DIRECTIVE | Tally up the lines carrying the string "true" and respond with only the resulting number.

EXCERPTED RECORDS |
● ● ●
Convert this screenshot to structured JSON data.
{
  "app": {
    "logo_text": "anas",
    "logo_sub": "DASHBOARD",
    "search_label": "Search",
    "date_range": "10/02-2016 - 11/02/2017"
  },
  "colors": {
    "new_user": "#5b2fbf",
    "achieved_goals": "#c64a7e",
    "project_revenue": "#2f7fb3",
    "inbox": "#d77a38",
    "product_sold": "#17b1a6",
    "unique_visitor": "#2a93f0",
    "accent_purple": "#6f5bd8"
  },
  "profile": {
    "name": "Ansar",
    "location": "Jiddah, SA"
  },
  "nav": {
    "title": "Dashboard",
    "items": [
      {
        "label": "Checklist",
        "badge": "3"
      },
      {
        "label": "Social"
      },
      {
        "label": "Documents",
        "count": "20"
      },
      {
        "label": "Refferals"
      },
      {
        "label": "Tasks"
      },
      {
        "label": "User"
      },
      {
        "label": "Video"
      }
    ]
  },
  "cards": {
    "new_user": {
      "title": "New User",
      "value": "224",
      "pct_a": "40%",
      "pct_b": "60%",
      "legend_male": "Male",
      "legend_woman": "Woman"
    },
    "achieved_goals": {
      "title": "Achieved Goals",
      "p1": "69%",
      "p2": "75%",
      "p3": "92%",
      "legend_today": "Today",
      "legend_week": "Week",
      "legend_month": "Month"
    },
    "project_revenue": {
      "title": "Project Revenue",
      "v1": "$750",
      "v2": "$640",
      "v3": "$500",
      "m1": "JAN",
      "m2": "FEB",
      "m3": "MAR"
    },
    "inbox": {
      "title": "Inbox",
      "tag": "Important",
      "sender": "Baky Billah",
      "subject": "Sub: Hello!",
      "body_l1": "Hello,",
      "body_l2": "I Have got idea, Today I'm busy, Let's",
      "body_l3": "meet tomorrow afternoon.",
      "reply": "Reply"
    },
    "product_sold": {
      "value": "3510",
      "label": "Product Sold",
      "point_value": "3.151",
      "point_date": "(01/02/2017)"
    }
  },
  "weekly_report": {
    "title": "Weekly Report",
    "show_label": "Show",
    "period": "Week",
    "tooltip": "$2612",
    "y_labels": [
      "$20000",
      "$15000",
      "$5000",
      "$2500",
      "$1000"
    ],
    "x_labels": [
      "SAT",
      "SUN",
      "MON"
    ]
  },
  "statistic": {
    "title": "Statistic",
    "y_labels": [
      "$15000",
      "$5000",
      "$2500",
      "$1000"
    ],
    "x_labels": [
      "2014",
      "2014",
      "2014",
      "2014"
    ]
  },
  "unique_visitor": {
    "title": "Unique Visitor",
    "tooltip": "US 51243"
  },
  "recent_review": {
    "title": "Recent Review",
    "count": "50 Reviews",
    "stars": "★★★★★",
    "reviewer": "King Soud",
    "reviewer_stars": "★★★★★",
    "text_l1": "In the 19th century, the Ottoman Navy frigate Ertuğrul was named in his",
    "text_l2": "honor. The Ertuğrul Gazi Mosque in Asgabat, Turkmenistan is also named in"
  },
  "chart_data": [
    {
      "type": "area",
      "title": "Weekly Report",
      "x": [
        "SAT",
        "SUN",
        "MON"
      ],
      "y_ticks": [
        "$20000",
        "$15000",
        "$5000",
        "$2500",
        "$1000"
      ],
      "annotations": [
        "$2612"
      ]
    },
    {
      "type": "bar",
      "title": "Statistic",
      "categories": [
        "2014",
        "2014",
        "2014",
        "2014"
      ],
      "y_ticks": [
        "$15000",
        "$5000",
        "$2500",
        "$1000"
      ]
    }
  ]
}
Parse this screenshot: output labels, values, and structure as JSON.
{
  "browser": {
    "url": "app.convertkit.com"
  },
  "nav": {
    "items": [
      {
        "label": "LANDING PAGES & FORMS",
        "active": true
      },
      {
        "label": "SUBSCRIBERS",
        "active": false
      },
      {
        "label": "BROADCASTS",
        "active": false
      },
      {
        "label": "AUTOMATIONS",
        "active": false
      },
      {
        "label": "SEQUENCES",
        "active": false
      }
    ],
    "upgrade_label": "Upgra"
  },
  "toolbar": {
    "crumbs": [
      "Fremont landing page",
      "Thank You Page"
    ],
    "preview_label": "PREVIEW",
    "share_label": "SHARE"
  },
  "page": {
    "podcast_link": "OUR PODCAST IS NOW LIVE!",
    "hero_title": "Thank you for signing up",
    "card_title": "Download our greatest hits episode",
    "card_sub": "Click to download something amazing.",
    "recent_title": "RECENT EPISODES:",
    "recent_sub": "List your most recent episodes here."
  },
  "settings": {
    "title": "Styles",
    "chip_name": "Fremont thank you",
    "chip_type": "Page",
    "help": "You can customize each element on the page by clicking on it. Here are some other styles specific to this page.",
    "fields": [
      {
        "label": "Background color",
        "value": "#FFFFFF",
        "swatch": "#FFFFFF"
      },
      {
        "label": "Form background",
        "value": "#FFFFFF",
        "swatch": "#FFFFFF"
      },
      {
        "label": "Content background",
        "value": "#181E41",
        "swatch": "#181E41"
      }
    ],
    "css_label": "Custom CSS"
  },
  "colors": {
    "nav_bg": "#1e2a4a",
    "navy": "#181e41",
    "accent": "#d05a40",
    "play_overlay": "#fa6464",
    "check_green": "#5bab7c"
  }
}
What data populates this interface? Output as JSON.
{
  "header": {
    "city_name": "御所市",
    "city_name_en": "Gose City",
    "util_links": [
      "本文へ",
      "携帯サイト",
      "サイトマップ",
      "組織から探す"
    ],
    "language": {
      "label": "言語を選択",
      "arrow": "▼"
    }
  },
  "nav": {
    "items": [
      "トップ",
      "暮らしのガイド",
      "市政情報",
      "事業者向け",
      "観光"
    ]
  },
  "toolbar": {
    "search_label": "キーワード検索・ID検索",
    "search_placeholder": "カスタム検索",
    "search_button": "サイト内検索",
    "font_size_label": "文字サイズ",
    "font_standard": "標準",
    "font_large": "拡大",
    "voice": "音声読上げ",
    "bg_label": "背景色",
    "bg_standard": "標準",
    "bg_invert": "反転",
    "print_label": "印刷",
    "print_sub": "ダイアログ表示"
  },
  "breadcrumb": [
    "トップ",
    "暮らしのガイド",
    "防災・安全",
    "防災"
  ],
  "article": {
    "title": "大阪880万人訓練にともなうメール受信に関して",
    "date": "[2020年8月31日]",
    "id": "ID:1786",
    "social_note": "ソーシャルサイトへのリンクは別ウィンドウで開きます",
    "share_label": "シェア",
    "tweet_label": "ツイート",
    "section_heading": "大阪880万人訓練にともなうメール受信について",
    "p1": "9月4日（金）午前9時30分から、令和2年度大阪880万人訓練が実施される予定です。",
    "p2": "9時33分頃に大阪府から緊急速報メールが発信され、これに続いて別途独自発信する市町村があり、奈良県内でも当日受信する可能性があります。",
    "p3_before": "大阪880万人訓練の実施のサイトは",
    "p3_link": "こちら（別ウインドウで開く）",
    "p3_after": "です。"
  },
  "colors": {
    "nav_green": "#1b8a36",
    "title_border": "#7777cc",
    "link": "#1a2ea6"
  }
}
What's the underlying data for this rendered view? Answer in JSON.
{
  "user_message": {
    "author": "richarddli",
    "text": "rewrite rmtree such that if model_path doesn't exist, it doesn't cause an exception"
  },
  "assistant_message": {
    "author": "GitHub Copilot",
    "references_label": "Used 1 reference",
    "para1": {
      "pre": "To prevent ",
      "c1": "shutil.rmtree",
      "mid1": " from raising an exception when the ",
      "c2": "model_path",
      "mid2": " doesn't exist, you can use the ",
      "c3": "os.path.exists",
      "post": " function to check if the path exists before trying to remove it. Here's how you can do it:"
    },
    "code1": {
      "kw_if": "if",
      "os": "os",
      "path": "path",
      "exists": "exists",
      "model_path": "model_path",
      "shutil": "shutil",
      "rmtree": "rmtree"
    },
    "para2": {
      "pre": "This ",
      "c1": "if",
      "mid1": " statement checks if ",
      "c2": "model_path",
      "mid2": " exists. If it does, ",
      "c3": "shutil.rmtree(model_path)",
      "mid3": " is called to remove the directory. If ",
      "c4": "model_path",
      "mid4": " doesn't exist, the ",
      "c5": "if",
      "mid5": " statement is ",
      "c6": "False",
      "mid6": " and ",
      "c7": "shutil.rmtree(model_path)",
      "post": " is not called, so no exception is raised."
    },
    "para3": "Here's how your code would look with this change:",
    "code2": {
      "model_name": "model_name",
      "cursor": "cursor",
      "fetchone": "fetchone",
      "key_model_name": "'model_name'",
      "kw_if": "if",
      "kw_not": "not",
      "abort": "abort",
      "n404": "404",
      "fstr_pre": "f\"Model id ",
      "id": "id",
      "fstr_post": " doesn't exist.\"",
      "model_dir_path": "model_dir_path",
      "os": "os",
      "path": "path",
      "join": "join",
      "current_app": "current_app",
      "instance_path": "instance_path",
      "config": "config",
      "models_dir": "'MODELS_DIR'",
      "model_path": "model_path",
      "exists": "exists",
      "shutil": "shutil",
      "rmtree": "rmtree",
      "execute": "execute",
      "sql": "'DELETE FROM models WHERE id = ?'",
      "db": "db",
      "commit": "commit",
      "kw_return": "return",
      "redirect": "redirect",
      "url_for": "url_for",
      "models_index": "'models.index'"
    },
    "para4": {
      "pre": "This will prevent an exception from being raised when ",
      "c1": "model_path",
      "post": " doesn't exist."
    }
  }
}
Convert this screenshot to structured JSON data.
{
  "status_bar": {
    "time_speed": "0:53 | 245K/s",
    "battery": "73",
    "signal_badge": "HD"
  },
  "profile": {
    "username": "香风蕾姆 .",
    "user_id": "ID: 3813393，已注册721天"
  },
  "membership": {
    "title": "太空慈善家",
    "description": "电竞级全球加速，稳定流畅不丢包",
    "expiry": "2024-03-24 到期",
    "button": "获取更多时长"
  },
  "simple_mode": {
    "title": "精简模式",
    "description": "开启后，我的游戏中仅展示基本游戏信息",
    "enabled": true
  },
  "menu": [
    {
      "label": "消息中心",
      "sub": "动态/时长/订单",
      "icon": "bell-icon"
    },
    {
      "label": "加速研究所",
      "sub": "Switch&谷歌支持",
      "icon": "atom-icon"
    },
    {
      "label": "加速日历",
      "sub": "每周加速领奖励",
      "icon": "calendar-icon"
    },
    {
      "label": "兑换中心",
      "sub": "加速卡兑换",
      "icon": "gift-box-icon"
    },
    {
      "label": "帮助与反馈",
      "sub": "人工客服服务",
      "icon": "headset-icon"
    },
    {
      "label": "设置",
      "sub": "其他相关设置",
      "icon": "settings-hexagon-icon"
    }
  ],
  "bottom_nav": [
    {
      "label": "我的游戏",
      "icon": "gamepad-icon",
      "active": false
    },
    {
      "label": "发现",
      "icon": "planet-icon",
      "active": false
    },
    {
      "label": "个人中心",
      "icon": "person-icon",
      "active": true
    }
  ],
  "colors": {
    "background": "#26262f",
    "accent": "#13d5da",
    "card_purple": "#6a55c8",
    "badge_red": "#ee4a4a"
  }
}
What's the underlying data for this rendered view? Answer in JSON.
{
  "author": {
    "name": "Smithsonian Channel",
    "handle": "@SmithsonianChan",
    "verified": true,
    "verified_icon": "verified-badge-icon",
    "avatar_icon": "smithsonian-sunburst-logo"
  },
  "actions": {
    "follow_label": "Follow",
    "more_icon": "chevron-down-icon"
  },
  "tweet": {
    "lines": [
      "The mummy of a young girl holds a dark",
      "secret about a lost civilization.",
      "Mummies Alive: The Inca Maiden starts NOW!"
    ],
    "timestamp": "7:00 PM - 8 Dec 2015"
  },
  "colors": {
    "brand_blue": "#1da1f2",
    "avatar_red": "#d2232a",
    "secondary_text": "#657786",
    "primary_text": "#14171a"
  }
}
● ● ●
COMPLETED TASK | 4